**REQUIREMENTS:** Reproduce the listing below character for character; drop every image.

**Data excerpts:**
** START **
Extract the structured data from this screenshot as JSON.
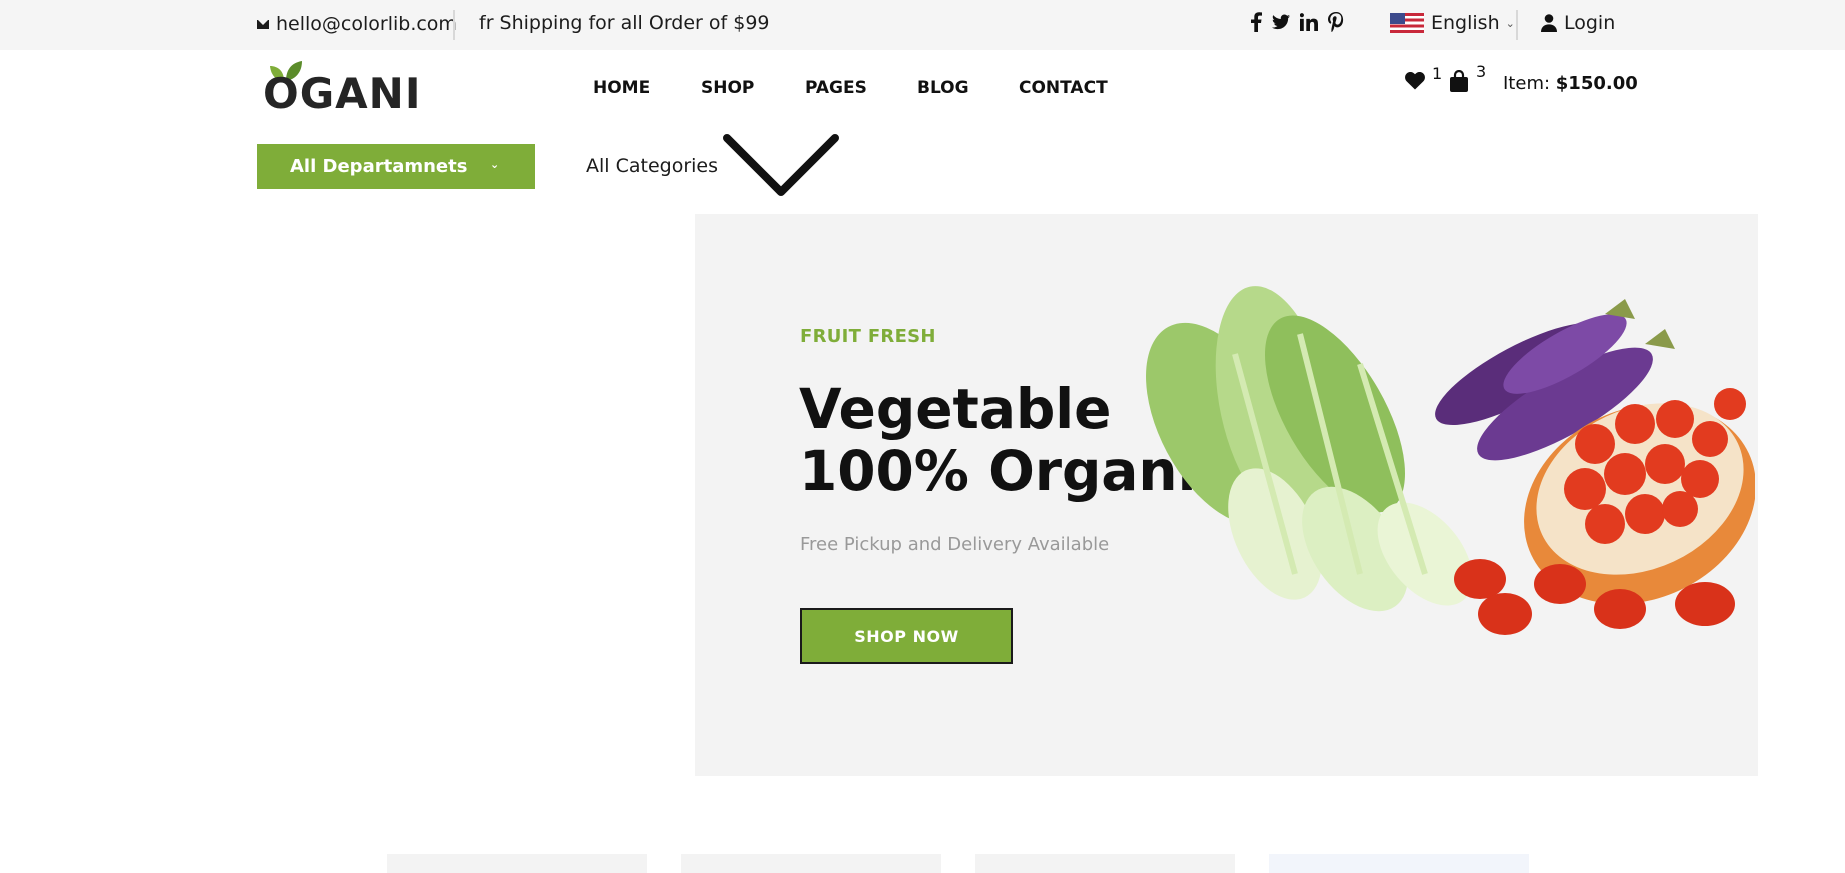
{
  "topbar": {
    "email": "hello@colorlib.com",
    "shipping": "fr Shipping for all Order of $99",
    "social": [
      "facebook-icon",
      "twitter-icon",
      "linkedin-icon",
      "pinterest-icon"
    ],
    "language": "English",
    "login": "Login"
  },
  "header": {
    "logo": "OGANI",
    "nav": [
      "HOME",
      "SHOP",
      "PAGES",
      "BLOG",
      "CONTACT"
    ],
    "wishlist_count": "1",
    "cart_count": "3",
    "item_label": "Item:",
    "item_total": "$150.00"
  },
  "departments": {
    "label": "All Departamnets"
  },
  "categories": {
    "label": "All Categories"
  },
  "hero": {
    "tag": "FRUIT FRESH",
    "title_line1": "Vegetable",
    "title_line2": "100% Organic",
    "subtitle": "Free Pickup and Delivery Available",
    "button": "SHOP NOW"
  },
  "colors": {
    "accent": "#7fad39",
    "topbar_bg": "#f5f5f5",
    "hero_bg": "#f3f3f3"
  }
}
** END **
**COMPLETED TASK:**
Extract the structured data from this screenshot as JSON.
{
  "topbar": {
    "email": "hello@colorlib.com",
    "shipping": "fr Shipping for all Order of $99",
    "social": [
      "facebook-icon",
      "twitter-icon",
      "linkedin-icon",
      "pinterest-icon"
    ],
    "language": "English",
    "login": "Login"
  },
  "header": {
    "logo": "OGANI",
    "nav": [
      "HOME",
      "SHOP",
      "PAGES",
      "BLOG",
      "CONTACT"
    ],
    "wishlist_count": "1",
    "cart_count": "3",
    "item_label": "Item:",
    "item_total": "$150.00"
  },
  "departments": {
    "label": "All Departamnets"
  },
  "categories": {
    "label": "All Categories"
  },
  "hero": {
    "tag": "FRUIT FRESH",
    "title_line1": "Vegetable",
    "title_line2": "100% Organic",
    "subtitle": "Free Pickup and Delivery Available",
    "button": "SHOP NOW"
  },
  "colors": {
    "accent": "#7fad39",
    "topbar_bg": "#f5f5f5",
    "hero_bg": "#f3f3f3"
  }
}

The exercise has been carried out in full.